# SHORT EXERCISE
Repeat the whole listing exactly.

# INFORMATION PROVIDED
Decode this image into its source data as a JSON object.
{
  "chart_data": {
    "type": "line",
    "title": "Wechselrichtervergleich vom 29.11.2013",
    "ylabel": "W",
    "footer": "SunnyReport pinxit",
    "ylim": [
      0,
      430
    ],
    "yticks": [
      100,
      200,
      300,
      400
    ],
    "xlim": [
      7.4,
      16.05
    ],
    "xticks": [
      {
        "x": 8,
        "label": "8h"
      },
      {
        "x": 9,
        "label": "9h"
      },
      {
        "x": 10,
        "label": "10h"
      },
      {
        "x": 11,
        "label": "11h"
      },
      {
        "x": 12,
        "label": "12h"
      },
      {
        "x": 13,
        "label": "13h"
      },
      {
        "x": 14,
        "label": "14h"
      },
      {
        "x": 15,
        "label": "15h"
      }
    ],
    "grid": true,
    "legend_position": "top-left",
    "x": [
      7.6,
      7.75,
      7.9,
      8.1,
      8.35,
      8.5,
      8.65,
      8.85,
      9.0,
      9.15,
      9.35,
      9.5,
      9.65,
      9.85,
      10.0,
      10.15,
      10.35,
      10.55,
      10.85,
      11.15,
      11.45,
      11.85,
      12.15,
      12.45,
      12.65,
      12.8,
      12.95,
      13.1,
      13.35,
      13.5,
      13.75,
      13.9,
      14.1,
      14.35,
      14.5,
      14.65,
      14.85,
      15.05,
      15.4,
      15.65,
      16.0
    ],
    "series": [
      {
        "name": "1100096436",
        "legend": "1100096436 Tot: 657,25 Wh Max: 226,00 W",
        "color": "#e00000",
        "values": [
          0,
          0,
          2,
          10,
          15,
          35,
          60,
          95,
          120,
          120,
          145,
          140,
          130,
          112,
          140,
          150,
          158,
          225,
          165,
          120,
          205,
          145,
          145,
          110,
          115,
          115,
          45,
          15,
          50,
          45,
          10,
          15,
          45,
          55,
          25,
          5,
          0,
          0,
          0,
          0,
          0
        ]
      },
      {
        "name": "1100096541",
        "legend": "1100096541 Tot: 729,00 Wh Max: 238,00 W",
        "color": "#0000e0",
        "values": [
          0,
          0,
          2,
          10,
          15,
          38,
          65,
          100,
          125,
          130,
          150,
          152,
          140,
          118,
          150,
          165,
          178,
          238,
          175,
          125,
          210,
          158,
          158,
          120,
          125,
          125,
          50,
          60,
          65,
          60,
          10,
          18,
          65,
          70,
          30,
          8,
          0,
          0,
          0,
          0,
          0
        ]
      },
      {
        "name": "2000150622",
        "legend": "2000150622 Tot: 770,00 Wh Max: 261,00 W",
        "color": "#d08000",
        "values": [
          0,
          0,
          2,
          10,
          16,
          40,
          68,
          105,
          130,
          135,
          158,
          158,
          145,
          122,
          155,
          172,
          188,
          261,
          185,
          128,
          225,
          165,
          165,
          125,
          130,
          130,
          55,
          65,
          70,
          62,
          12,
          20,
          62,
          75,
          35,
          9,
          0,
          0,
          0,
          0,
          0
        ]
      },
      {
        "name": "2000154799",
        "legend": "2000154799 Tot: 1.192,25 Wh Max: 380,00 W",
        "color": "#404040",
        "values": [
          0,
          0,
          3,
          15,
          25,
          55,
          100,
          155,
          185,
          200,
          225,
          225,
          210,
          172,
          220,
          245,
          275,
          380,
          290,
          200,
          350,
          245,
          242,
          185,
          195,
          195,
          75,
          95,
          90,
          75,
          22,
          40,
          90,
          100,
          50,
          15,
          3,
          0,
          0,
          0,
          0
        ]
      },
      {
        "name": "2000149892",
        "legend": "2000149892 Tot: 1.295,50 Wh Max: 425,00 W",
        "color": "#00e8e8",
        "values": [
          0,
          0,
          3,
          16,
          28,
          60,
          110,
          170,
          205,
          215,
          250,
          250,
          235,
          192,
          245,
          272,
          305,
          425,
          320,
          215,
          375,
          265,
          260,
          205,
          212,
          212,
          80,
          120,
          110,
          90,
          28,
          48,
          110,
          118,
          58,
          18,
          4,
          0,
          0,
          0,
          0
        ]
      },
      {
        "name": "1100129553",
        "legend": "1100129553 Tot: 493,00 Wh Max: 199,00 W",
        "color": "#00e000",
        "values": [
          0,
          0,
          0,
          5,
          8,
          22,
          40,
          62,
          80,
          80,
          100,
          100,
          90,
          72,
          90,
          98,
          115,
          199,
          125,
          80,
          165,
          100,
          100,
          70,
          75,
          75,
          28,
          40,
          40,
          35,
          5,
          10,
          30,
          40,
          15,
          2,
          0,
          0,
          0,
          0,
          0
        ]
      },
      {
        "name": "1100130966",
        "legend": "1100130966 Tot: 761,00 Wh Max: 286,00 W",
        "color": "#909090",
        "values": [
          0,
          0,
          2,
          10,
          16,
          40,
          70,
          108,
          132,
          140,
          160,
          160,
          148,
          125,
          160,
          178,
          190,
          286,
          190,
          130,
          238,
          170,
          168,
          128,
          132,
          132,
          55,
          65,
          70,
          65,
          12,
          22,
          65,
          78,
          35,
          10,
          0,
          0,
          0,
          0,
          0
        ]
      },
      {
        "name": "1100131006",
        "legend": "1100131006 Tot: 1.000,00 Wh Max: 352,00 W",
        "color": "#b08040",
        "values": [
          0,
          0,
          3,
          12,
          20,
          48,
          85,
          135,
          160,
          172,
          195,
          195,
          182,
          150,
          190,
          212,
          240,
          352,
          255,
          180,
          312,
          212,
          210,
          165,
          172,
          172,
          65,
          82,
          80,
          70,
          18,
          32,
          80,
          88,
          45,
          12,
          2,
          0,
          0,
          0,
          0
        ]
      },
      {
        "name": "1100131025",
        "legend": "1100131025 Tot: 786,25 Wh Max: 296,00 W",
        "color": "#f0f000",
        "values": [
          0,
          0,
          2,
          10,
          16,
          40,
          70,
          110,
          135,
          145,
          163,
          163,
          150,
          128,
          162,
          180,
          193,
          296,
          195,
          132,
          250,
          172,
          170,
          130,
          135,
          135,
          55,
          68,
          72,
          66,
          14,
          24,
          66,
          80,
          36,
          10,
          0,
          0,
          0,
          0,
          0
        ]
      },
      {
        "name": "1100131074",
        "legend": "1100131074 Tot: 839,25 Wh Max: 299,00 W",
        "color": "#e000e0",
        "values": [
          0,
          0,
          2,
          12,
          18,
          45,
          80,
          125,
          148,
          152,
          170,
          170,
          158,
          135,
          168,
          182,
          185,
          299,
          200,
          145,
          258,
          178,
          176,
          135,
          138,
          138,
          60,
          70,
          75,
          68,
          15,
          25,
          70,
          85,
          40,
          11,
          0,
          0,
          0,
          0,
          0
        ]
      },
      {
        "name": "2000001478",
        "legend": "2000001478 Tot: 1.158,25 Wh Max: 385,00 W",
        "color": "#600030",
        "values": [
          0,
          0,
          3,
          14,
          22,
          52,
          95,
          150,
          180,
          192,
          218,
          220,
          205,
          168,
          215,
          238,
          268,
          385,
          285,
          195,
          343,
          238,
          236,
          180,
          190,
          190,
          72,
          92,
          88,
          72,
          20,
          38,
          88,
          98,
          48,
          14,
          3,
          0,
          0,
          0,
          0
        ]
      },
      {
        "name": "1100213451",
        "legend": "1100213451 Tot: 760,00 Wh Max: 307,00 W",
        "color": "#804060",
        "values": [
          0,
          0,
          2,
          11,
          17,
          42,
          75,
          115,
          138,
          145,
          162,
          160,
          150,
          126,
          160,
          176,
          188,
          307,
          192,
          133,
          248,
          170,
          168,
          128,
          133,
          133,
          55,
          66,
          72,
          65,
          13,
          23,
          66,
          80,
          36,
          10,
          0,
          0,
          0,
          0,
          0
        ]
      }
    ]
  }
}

# COMPLETED TASK
Decode this image into its source data as a JSON object.
{
  "chart_data": {
    "type": "line",
    "title": "Wechselrichtervergleich vom 29.11.2013",
    "ylabel": "W",
    "footer": "SunnyReport pinxit",
    "ylim": [
      0,
      430
    ],
    "yticks": [
      100,
      200,
      300,
      400
    ],
    "xlim": [
      7.4,
      16.05
    ],
    "xticks": [
      {
        "x": 8,
        "label": "8h"
      },
      {
        "x": 9,
        "label": "9h"
      },
      {
        "x": 10,
        "label": "10h"
      },
      {
        "x": 11,
        "label": "11h"
      },
      {
        "x": 12,
        "label": "12h"
      },
      {
        "x": 13,
        "label": "13h"
      },
      {
        "x": 14,
        "label": "14h"
      },
      {
        "x": 15,
        "label": "15h"
      }
    ],
    "grid": true,
    "legend_position": "top-left",
    "x": [
      7.6,
      7.75,
      7.9,
      8.1,
      8.35,
      8.5,
      8.65,
      8.85,
      9.0,
      9.15,
      9.35,
      9.5,
      9.65,
      9.85,
      10.0,
      10.15,
      10.35,
      10.55,
      10.85,
      11.15,
      11.45,
      11.85,
      12.15,
      12.45,
      12.65,
      12.8,
      12.95,
      13.1,
      13.35,
      13.5,
      13.75,
      13.9,
      14.1,
      14.35,
      14.5,
      14.65,
      14.85,
      15.05,
      15.4,
      15.65,
      16.0
    ],
    "series": [
      {
        "name": "1100096436",
        "legend": "1100096436 Tot: 657,25 Wh Max: 226,00 W",
        "color": "#e00000",
        "values": [
          0,
          0,
          2,
          10,
          15,
          35,
          60,
          95,
          120,
          120,
          145,
          140,
          130,
          112,
          140,
          150,
          158,
          225,
          165,
          120,
          205,
          145,
          145,
          110,
          115,
          115,
          45,
          15,
          50,
          45,
          10,
          15,
          45,
          55,
          25,
          5,
          0,
          0,
          0,
          0,
          0
        ]
      },
      {
        "name": "1100096541",
        "legend": "1100096541 Tot: 729,00 Wh Max: 238,00 W",
        "color": "#0000e0",
        "values": [
          0,
          0,
          2,
          10,
          15,
          38,
          65,
          100,
          125,
          130,
          150,
          152,
          140,
          118,
          150,
          165,
          178,
          238,
          175,
          125,
          210,
          158,
          158,
          120,
          125,
          125,
          50,
          60,
          65,
          60,
          10,
          18,
          65,
          70,
          30,
          8,
          0,
          0,
          0,
          0,
          0
        ]
      },
      {
        "name": "2000150622",
        "legend": "2000150622 Tot: 770,00 Wh Max: 261,00 W",
        "color": "#d08000",
        "values": [
          0,
          0,
          2,
          10,
          16,
          40,
          68,
          105,
          130,
          135,
          158,
          158,
          145,
          122,
          155,
          172,
          188,
          261,
          185,
          128,
          225,
          165,
          165,
          125,
          130,
          130,
          55,
          65,
          70,
          62,
          12,
          20,
          62,
          75,
          35,
          9,
          0,
          0,
          0,
          0,
          0
        ]
      },
      {
        "name": "2000154799",
        "legend": "2000154799 Tot: 1.192,25 Wh Max: 380,00 W",
        "color": "#404040",
        "values": [
          0,
          0,
          3,
          15,
          25,
          55,
          100,
          155,
          185,
          200,
          225,
          225,
          210,
          172,
          220,
          245,
          275,
          380,
          290,
          200,
          350,
          245,
          242,
          185,
          195,
          195,
          75,
          95,
          90,
          75,
          22,
          40,
          90,
          100,
          50,
          15,
          3,
          0,
          0,
          0,
          0
        ]
      },
      {
        "name": "2000149892",
        "legend": "2000149892 Tot: 1.295,50 Wh Max: 425,00 W",
        "color": "#00e8e8",
        "values": [
          0,
          0,
          3,
          16,
          28,
          60,
          110,
          170,
          205,
          215,
          250,
          250,
          235,
          192,
          245,
          272,
          305,
          425,
          320,
          215,
          375,
          265,
          260,
          205,
          212,
          212,
          80,
          120,
          110,
          90,
          28,
          48,
          110,
          118,
          58,
          18,
          4,
          0,
          0,
          0,
          0
        ]
      },
      {
        "name": "1100129553",
        "legend": "1100129553 Tot: 493,00 Wh Max: 199,00 W",
        "color": "#00e000",
        "values": [
          0,
          0,
          0,
          5,
          8,
          22,
          40,
          62,
          80,
          80,
          100,
          100,
          90,
          72,
          90,
          98,
          115,
          199,
          125,
          80,
          165,
          100,
          100,
          70,
          75,
          75,
          28,
          40,
          40,
          35,
          5,
          10,
          30,
          40,
          15,
          2,
          0,
          0,
          0,
          0,
          0
        ]
      },
      {
        "name": "1100130966",
        "legend": "1100130966 Tot: 761,00 Wh Max: 286,00 W",
        "color": "#909090",
        "values": [
          0,
          0,
          2,
          10,
          16,
          40,
          70,
          108,
          132,
          140,
          160,
          160,
          148,
          125,
          160,
          178,
          190,
          286,
          190,
          130,
          238,
          170,
          168,
          128,
          132,
          132,
          55,
          65,
          70,
          65,
          12,
          22,
          65,
          78,
          35,
          10,
          0,
          0,
          0,
          0,
          0
        ]
      },
      {
        "name": "1100131006",
        "legend": "1100131006 Tot: 1.000,00 Wh Max: 352,00 W",
        "color": "#b08040",
        "values": [
          0,
          0,
          3,
          12,
          20,
          48,
          85,
          135,
          160,
          172,
          195,
          195,
          182,
          150,
          190,
          212,
          240,
          352,
          255,
          180,
          312,
          212,
          210,
          165,
          172,
          172,
          65,
          82,
          80,
          70,
          18,
          32,
          80,
          88,
          45,
          12,
          2,
          0,
          0,
          0,
          0
        ]
      },
      {
        "name": "1100131025",
        "legend": "1100131025 Tot: 786,25 Wh Max: 296,00 W",
        "color": "#f0f000",
        "values": [
          0,
          0,
          2,
          10,
          16,
          40,
          70,
          110,
          135,
          145,
          163,
          163,
          150,
          128,
          162,
          180,
          193,
          296,
          195,
          132,
          250,
          172,
          170,
          130,
          135,
          135,
          55,
          68,
          72,
          66,
          14,
          24,
          66,
          80,
          36,
          10,
          0,
          0,
          0,
          0,
          0
        ]
      },
      {
        "name": "1100131074",
        "legend": "1100131074 Tot: 839,25 Wh Max: 299,00 W",
        "color": "#e000e0",
        "values": [
          0,
          0,
          2,
          12,
          18,
          45,
          80,
          125,
          148,
          152,
          170,
          170,
          158,
          135,
          168,
          182,
          185,
          299,
          200,
          145,
          258,
          178,
          176,
          135,
          138,
          138,
          60,
          70,
          75,
          68,
          15,
          25,
          70,
          85,
          40,
          11,
          0,
          0,
          0,
          0,
          0
        ]
      },
      {
        "name": "2000001478",
        "legend": "2000001478 Tot: 1.158,25 Wh Max: 385,00 W",
        "color": "#600030",
        "values": [
          0,
          0,
          3,
          14,
          22,
          52,
          95,
          150,
          180,
          192,
          218,
          220,
          205,
          168,
          215,
          238,
          268,
          385,
          285,
          195,
          343,
          238,
          236,
          180,
          190,
          190,
          72,
          92,
          88,
          72,
          20,
          38,
          88,
          98,
          48,
          14,
          3,
          0,
          0,
          0,
          0
        ]
      },
      {
        "name": "1100213451",
        "legend": "1100213451 Tot: 760,00 Wh Max: 307,00 W",
        "color": "#804060",
        "values": [
          0,
          0,
          2,
          11,
          17,
          42,
          75,
          115,
          138,
          145,
          162,
          160,
          150,
          126,
          160,
          176,
          188,
          307,
          192,
          133,
          248,
          170,
          168,
          128,
          133,
          133,
          55,
          66,
          72,
          65,
          13,
          23,
          66,
          80,
          36,
          10,
          0,
          0,
          0,
          0,
          0
        ]
      }
    ]
  }
}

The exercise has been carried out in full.